Task objective: For this exercise, copy out each line of the material below that includes "inspected".

Records for this exercise:
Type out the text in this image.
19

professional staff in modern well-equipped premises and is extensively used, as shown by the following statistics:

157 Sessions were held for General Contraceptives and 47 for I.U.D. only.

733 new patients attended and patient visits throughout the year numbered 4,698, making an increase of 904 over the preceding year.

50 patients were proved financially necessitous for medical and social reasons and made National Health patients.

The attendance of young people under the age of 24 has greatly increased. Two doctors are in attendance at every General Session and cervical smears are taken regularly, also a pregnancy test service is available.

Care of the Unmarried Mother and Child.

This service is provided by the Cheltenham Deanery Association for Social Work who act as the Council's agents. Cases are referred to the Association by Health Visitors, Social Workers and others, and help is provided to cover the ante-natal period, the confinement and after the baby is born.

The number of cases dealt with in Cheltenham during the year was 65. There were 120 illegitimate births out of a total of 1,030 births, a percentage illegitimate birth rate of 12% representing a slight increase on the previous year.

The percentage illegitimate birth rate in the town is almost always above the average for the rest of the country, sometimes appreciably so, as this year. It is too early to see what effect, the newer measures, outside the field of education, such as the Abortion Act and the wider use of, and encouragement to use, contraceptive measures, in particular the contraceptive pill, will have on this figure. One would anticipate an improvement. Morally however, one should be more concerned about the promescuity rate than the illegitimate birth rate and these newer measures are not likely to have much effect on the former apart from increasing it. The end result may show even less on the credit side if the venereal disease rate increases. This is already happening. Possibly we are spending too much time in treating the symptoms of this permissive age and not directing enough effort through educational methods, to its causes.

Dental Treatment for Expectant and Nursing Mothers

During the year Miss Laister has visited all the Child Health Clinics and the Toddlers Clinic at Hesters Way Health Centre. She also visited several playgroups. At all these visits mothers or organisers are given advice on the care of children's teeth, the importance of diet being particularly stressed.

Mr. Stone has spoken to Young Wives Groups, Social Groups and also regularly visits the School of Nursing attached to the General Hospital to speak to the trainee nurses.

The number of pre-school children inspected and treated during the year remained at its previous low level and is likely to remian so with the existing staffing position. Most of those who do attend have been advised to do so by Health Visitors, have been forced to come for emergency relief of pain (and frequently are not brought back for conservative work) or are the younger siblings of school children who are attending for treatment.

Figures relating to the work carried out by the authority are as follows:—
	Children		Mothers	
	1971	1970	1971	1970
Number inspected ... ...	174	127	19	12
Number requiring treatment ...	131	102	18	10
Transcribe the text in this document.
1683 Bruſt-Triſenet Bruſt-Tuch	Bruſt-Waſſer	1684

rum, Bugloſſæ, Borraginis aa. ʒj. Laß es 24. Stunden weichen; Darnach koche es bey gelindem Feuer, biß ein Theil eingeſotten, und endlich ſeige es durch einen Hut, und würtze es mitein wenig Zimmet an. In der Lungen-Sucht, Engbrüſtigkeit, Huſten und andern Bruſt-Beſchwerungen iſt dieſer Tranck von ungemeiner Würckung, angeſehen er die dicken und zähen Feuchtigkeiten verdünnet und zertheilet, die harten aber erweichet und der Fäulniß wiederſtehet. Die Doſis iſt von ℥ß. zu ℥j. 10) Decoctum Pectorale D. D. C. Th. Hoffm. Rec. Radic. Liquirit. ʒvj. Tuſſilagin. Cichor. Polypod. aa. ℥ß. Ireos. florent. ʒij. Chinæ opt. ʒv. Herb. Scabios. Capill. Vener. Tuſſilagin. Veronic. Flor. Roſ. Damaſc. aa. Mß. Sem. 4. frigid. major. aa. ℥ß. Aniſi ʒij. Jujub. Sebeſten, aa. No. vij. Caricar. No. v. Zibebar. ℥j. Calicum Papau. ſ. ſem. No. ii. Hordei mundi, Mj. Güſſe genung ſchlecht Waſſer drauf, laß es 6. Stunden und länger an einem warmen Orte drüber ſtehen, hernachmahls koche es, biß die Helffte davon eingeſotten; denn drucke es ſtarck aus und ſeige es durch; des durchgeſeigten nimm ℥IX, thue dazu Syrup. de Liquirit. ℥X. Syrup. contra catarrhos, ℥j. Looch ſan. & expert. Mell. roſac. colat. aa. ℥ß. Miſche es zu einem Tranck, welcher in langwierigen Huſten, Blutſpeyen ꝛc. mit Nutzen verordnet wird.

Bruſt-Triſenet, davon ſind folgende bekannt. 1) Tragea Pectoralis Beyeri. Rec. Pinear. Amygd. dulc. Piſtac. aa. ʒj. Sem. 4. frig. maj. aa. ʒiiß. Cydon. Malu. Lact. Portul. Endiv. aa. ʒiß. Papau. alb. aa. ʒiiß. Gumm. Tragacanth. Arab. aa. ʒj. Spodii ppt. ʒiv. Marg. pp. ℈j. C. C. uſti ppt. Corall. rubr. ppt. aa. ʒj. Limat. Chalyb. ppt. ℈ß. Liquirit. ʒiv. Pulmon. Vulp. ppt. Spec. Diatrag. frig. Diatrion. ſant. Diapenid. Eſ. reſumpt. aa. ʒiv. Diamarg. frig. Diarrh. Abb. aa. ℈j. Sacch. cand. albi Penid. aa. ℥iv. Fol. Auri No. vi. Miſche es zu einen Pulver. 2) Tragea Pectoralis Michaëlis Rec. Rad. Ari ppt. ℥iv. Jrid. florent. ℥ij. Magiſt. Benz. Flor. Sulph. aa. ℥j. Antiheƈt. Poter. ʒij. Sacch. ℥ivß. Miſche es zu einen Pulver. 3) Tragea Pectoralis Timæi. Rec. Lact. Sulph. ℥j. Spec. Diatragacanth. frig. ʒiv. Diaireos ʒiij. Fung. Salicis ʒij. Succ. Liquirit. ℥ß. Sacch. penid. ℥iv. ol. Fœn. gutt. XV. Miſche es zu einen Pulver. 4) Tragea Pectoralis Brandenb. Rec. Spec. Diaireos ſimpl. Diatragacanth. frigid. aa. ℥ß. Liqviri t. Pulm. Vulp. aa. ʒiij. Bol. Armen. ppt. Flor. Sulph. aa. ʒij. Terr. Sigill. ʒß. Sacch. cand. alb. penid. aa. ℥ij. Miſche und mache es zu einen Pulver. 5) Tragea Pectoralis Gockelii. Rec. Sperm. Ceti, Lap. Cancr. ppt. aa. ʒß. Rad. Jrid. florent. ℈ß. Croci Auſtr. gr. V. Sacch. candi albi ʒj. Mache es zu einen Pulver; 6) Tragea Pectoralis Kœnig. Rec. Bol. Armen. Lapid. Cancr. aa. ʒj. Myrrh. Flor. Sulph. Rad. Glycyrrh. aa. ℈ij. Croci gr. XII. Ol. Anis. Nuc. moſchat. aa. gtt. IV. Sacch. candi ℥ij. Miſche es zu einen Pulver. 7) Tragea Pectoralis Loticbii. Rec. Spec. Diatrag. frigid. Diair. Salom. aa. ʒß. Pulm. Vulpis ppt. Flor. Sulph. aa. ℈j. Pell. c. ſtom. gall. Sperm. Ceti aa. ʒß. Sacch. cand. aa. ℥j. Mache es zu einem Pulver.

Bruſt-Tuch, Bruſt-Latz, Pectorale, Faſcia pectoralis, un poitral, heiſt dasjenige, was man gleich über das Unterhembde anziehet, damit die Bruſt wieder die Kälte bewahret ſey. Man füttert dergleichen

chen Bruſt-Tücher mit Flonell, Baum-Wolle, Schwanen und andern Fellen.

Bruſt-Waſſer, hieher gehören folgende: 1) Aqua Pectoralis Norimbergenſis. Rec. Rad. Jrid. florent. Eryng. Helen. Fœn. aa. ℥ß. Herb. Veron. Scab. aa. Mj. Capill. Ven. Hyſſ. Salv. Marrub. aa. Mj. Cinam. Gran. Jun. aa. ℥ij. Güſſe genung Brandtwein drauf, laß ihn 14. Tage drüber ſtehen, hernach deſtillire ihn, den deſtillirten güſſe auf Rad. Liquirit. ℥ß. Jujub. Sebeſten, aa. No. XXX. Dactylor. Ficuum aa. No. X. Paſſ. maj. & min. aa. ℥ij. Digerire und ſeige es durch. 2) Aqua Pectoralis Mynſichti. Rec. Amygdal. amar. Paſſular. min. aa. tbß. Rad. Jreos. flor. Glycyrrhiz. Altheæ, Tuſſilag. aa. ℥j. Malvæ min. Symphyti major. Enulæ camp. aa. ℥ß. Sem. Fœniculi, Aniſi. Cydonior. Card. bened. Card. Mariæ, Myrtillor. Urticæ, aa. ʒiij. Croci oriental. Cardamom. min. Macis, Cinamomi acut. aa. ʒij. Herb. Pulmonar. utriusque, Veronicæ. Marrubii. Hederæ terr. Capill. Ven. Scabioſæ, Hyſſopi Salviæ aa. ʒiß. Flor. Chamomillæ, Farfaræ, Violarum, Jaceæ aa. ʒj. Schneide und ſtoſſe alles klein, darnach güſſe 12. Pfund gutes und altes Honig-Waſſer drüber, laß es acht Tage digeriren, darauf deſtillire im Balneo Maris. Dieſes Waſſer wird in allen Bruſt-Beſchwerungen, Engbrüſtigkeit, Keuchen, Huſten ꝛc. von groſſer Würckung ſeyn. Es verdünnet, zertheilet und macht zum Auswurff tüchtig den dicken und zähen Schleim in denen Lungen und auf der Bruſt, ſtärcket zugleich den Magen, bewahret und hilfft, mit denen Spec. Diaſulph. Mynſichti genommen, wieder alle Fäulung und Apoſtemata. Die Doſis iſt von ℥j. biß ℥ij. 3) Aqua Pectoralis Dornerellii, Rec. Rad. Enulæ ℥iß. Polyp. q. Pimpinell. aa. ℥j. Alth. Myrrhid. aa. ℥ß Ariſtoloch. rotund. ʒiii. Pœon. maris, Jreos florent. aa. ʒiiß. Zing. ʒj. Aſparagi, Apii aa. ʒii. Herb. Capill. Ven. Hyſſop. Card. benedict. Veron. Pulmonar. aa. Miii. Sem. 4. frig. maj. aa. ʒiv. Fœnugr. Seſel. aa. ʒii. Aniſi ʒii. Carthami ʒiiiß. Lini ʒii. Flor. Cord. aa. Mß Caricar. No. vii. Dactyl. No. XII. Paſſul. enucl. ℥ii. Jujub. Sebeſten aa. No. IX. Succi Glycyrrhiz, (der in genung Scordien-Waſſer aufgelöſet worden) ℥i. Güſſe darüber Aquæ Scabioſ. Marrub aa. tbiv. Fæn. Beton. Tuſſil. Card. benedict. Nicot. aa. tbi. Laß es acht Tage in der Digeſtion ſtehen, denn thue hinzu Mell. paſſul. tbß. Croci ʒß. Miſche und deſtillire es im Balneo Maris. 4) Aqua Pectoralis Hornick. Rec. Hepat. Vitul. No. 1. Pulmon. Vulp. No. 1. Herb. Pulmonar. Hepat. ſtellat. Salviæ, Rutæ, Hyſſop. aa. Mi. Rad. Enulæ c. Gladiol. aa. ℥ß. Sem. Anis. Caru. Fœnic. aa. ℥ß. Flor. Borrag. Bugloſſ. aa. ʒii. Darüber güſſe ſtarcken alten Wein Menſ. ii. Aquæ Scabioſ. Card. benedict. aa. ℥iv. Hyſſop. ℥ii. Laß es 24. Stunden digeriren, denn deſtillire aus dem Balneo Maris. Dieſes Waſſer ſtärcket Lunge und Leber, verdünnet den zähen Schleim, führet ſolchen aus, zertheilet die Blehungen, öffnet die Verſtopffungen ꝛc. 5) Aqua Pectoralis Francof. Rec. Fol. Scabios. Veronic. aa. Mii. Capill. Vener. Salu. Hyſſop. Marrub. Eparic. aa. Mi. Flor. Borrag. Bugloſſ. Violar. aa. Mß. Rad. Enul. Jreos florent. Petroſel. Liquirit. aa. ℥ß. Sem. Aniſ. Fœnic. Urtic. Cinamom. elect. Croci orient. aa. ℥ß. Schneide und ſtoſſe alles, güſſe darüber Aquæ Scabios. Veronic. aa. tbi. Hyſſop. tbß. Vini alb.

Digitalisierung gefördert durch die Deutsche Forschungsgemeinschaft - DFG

Result of the exercise:
The number of pre-school children inspected and treated during the year remained at its previous low level and is likely to remian so with the existing staffing position. Most of those who do attend have been advised to do so by Health Visitors, have been forced to come for emergency relief of pain (and frequently are not brought back for conservative work) or are the younger siblings of school children who are attending for treatment.
Number inspected ... ...	174	127	19	12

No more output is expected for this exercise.